### THE EXERCISE
Copy all lines that contain the word "按施工单位抽查数抽".

Dataset entries:

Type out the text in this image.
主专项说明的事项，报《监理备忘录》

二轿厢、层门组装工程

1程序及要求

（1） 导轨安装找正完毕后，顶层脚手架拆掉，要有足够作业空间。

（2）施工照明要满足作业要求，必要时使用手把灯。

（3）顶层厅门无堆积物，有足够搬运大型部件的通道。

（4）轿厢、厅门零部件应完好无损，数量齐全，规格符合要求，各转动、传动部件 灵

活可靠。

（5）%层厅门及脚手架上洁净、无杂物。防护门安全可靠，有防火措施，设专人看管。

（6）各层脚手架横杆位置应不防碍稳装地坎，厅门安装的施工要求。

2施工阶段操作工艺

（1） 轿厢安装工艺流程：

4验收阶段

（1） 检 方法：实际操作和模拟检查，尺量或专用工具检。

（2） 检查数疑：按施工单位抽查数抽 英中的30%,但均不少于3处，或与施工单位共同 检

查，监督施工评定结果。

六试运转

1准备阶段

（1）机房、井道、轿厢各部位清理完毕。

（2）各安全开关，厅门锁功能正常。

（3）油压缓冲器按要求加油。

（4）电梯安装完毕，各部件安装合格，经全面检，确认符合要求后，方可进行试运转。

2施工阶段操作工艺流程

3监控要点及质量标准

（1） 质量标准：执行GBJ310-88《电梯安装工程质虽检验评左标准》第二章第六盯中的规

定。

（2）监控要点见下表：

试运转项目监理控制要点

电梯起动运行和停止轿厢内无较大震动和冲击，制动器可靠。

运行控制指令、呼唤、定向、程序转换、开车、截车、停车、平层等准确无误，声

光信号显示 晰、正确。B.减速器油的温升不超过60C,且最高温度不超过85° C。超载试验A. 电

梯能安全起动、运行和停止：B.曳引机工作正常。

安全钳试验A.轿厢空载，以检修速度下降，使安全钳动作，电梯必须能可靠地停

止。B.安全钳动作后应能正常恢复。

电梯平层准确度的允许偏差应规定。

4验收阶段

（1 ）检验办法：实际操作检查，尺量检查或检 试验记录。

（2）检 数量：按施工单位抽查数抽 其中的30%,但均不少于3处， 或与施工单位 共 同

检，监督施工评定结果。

### TASK RESULT
（2） 检查数疑：按施工单位抽查数抽 英中的30%,但均不少于3处，或与施工单位共同 检
（2）检 数量：按施工单位抽查数抽 其中的30%,但均不少于3处， 或与施工单位 共 同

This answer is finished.